• [Aim]
Write out all of the entries exactly as given.

================================

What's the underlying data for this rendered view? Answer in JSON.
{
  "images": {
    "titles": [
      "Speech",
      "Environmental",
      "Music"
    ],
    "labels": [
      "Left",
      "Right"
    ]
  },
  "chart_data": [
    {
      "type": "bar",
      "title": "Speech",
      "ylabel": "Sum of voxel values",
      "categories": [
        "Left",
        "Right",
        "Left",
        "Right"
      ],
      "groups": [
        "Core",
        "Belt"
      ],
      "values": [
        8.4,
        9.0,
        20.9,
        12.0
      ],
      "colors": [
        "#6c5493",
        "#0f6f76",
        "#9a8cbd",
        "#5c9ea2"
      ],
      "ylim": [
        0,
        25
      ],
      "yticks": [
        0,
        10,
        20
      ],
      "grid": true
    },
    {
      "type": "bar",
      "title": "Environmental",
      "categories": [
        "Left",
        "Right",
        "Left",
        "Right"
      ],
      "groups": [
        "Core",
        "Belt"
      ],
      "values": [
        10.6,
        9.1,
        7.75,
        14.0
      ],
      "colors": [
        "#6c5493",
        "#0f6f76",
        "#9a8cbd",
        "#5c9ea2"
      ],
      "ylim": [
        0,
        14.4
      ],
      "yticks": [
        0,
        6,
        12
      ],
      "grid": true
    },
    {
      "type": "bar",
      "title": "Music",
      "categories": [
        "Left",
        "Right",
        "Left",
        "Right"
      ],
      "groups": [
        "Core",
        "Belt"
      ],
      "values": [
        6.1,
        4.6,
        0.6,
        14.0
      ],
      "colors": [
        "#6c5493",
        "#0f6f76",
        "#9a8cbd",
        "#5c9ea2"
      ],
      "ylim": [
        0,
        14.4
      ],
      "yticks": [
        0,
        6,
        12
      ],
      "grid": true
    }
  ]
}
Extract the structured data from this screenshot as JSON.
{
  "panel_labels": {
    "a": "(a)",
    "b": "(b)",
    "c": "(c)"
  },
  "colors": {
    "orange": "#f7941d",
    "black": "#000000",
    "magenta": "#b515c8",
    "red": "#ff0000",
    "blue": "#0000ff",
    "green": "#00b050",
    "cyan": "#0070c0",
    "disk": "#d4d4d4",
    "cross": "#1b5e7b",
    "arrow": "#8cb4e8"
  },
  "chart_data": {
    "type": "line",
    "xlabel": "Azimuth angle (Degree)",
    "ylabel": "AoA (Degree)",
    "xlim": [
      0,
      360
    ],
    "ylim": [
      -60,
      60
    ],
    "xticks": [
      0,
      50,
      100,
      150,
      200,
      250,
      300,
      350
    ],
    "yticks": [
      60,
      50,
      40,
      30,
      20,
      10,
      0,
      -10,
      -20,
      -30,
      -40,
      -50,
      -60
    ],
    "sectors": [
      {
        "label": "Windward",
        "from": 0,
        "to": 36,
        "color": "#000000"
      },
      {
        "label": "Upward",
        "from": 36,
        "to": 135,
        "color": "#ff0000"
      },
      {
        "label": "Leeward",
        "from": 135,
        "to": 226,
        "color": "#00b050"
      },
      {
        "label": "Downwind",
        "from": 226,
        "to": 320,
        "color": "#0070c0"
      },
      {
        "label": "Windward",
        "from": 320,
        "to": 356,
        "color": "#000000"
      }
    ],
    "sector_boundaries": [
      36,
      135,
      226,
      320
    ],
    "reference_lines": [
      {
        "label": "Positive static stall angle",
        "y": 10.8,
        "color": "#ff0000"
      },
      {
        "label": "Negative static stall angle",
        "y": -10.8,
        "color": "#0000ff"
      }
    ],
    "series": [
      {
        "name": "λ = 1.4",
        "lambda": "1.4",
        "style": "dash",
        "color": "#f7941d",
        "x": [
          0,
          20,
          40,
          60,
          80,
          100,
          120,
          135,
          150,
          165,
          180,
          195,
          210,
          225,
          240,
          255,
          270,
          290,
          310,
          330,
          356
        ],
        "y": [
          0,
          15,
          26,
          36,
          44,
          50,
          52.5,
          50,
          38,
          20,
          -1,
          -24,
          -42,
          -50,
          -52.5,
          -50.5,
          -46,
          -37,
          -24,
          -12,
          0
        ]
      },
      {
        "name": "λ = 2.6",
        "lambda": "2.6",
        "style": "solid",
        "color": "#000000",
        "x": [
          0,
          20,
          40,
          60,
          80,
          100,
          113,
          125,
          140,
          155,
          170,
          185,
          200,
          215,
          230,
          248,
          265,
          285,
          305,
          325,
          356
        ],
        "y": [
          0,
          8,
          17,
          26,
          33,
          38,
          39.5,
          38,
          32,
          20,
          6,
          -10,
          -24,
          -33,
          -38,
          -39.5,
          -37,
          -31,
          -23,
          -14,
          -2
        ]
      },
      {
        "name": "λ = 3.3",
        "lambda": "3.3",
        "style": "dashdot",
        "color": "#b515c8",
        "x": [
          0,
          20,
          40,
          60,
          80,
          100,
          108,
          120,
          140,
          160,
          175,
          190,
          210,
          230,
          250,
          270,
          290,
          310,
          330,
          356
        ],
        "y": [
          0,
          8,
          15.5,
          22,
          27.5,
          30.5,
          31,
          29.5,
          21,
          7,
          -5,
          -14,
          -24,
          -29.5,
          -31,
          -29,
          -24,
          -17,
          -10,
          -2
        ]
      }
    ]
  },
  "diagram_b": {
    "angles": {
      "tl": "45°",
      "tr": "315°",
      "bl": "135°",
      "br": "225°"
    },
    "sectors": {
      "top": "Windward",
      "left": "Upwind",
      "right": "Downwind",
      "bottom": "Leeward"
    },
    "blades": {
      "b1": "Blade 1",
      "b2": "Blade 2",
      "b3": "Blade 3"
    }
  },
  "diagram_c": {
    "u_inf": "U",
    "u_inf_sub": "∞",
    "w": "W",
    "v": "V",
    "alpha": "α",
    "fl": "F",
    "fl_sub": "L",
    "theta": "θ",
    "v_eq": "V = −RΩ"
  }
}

================================

• [Result of this exercise]
What's the underlying data for this rendered view? Answer in JSON.
{
  "images": {
    "titles": [
      "Speech",
      "Environmental",
      "Music"
    ],
    "labels": [
      "Left",
      "Right"
    ]
  },
  "chart_data": [
    {
      "type": "bar",
      "title": "Speech",
      "ylabel": "Sum of voxel values",
      "categories": [
        "Left",
        "Right",
        "Left",
        "Right"
      ],
      "groups": [
        "Core",
        "Belt"
      ],
      "values": [
        8.4,
        9.0,
        20.9,
        12.0
      ],
      "colors": [
        "#6c5493",
        "#0f6f76",
        "#9a8cbd",
        "#5c9ea2"
      ],
      "ylim": [
        0,
        25
      ],
      "yticks": [
        0,
        10,
        20
      ],
      "grid": true
    },
    {
      "type": "bar",
      "title": "Environmental",
      "categories": [
        "Left",
        "Right",
        "Left",
        "Right"
      ],
      "groups": [
        "Core",
        "Belt"
      ],
      "values": [
        10.6,
        9.1,
        7.75,
        14.0
      ],
      "colors": [
        "#6c5493",
        "#0f6f76",
        "#9a8cbd",
        "#5c9ea2"
      ],
      "ylim": [
        0,
        14.4
      ],
      "yticks": [
        0,
        6,
        12
      ],
      "grid": true
    },
    {
      "type": "bar",
      "title": "Music",
      "categories": [
        "Left",
        "Right",
        "Left",
        "Right"
      ],
      "groups": [
        "Core",
        "Belt"
      ],
      "values": [
        6.1,
        4.6,
        0.6,
        14.0
      ],
      "colors": [
        "#6c5493",
        "#0f6f76",
        "#9a8cbd",
        "#5c9ea2"
      ],
      "ylim": [
        0,
        14.4
      ],
      "yticks": [
        0,
        6,
        12
      ],
      "grid": true
    }
  ]
}
Extract the structured data from this screenshot as JSON.
{
  "panel_labels": {
    "a": "(a)",
    "b": "(b)",
    "c": "(c)"
  },
  "colors": {
    "orange": "#f7941d",
    "black": "#000000",
    "magenta": "#b515c8",
    "red": "#ff0000",
    "blue": "#0000ff",
    "green": "#00b050",
    "cyan": "#0070c0",
    "disk": "#d4d4d4",
    "cross": "#1b5e7b",
    "arrow": "#8cb4e8"
  },
  "chart_data": {
    "type": "line",
    "xlabel": "Azimuth angle (Degree)",
    "ylabel": "AoA (Degree)",
    "xlim": [
      0,
      360
    ],
    "ylim": [
      -60,
      60
    ],
    "xticks": [
      0,
      50,
      100,
      150,
      200,
      250,
      300,
      350
    ],
    "yticks": [
      60,
      50,
      40,
      30,
      20,
      10,
      0,
      -10,
      -20,
      -30,
      -40,
      -50,
      -60
    ],
    "sectors": [
      {
        "label": "Windward",
        "from": 0,
        "to": 36,
        "color": "#000000"
      },
      {
        "label": "Upward",
        "from": 36,
        "to": 135,
        "color": "#ff0000"
      },
      {
        "label": "Leeward",
        "from": 135,
        "to": 226,
        "color": "#00b050"
      },
      {
        "label": "Downwind",
        "from": 226,
        "to": 320,
        "color": "#0070c0"
      },
      {
        "label": "Windward",
        "from": 320,
        "to": 356,
        "color": "#000000"
      }
    ],
    "sector_boundaries": [
      36,
      135,
      226,
      320
    ],
    "reference_lines": [
      {
        "label": "Positive static stall angle",
        "y": 10.8,
        "color": "#ff0000"
      },
      {
        "label": "Negative static stall angle",
        "y": -10.8,
        "color": "#0000ff"
      }
    ],
    "series": [
      {
        "name": "λ = 1.4",
        "lambda": "1.4",
        "style": "dash",
        "color": "#f7941d",
        "x": [
          0,
          20,
          40,
          60,
          80,
          100,
          120,
          135,
          150,
          165,
          180,
          195,
          210,
          225,
          240,
          255,
          270,
          290,
          310,
          330,
          356
        ],
        "y": [
          0,
          15,
          26,
          36,
          44,
          50,
          52.5,
          50,
          38,
          20,
          -1,
          -24,
          -42,
          -50,
          -52.5,
          -50.5,
          -46,
          -37,
          -24,
          -12,
          0
        ]
      },
      {
        "name": "λ = 2.6",
        "lambda": "2.6",
        "style": "solid",
        "color": "#000000",
        "x": [
          0,
          20,
          40,
          60,
          80,
          100,
          113,
          125,
          140,
          155,
          170,
          185,
          200,
          215,
          230,
          248,
          265,
          285,
          305,
          325,
          356
        ],
        "y": [
          0,
          8,
          17,
          26,
          33,
          38,
          39.5,
          38,
          32,
          20,
          6,
          -10,
          -24,
          -33,
          -38,
          -39.5,
          -37,
          -31,
          -23,
          -14,
          -2
        ]
      },
      {
        "name": "λ = 3.3",
        "lambda": "3.3",
        "style": "dashdot",
        "color": "#b515c8",
        "x": [
          0,
          20,
          40,
          60,
          80,
          100,
          108,
          120,
          140,
          160,
          175,
          190,
          210,
          230,
          250,
          270,
          290,
          310,
          330,
          356
        ],
        "y": [
          0,
          8,
          15.5,
          22,
          27.5,
          30.5,
          31,
          29.5,
          21,
          7,
          -5,
          -14,
          -24,
          -29.5,
          -31,
          -29,
          -24,
          -17,
          -10,
          -2
        ]
      }
    ]
  },
  "diagram_b": {
    "angles": {
      "tl": "45°",
      "tr": "315°",
      "bl": "135°",
      "br": "225°"
    },
    "sectors": {
      "top": "Windward",
      "left": "Upwind",
      "right": "Downwind",
      "bottom": "Leeward"
    },
    "blades": {
      "b1": "Blade 1",
      "b2": "Blade 2",
      "b3": "Blade 3"
    }
  },
  "diagram_c": {
    "u_inf": "U",
    "u_inf_sub": "∞",
    "w": "W",
    "v": "V",
    "alpha": "α",
    "fl": "F",
    "fl_sub": "L",
    "theta": "θ",
    "v_eq": "V = −RΩ"
  }
}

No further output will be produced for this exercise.